Figure content listings:
= = = = =
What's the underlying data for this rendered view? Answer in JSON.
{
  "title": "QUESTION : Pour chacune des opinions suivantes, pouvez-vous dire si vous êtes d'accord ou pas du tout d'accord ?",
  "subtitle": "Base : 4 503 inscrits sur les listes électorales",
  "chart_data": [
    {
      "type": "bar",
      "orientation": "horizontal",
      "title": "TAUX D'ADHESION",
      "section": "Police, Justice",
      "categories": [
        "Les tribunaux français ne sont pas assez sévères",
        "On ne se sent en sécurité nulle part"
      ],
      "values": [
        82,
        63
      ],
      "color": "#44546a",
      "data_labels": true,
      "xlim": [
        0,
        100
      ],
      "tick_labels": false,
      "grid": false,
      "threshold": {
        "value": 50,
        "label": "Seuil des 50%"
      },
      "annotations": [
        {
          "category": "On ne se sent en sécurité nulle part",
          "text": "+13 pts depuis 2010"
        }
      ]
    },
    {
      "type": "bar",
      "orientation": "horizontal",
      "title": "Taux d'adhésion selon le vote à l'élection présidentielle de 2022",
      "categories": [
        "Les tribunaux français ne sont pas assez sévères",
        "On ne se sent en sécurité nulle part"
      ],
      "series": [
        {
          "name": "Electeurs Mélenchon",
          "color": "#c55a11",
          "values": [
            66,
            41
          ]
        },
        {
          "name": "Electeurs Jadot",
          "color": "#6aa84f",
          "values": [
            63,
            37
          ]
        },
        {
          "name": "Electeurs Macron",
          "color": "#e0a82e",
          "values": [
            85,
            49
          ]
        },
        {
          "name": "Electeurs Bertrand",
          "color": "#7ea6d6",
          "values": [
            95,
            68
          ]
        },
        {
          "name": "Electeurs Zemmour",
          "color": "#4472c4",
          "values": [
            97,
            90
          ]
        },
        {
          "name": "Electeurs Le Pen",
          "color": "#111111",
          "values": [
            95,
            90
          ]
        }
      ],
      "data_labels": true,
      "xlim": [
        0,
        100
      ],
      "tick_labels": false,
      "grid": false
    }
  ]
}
= = = = =
DIRECTIONS FOR THIS TASK: Using the listing above, retype each line exactly.

REPLY:
What's the underlying data for this rendered view? Answer in JSON.
{
  "title": "QUESTION : Pour chacune des opinions suivantes, pouvez-vous dire si vous êtes d'accord ou pas du tout d'accord ?",
  "subtitle": "Base : 4 503 inscrits sur les listes électorales",
  "chart_data": [
    {
      "type": "bar",
      "orientation": "horizontal",
      "title": "TAUX D'ADHESION",
      "section": "Police, Justice",
      "categories": [
        "Les tribunaux français ne sont pas assez sévères",
        "On ne se sent en sécurité nulle part"
      ],
      "values": [
        82,
        63
      ],
      "color": "#44546a",
      "data_labels": true,
      "xlim": [
        0,
        100
      ],
      "tick_labels": false,
      "grid": false,
      "threshold": {
        "value": 50,
        "label": "Seuil des 50%"
      },
      "annotations": [
        {
          "category": "On ne se sent en sécurité nulle part",
          "text": "+13 pts depuis 2010"
        }
      ]
    },
    {
      "type": "bar",
      "orientation": "horizontal",
      "title": "Taux d'adhésion selon le vote à l'élection présidentielle de 2022",
      "categories": [
        "Les tribunaux français ne sont pas assez sévères",
        "On ne se sent en sécurité nulle part"
      ],
      "series": [
        {
          "name": "Electeurs Mélenchon",
          "color": "#c55a11",
          "values": [
            66,
            41
          ]
        },
        {
          "name": "Electeurs Jadot",
          "color": "#6aa84f",
          "values": [
            63,
            37
          ]
        },
        {
          "name": "Electeurs Macron",
          "color": "#e0a82e",
          "values": [
            85,
            49
          ]
        },
        {
          "name": "Electeurs Bertrand",
          "color": "#7ea6d6",
          "values": [
            95,
            68
          ]
        },
        {
          "name": "Electeurs Zemmour",
          "color": "#4472c4",
          "values": [
            97,
            90
          ]
        },
        {
          "name": "Electeurs Le Pen",
          "color": "#111111",
          "values": [
            95,
            90
          ]
        }
      ],
      "data_labels": true,
      "xlim": [
        0,
        100
      ],
      "tick_labels": false,
      "grid": false
    }
  ]
}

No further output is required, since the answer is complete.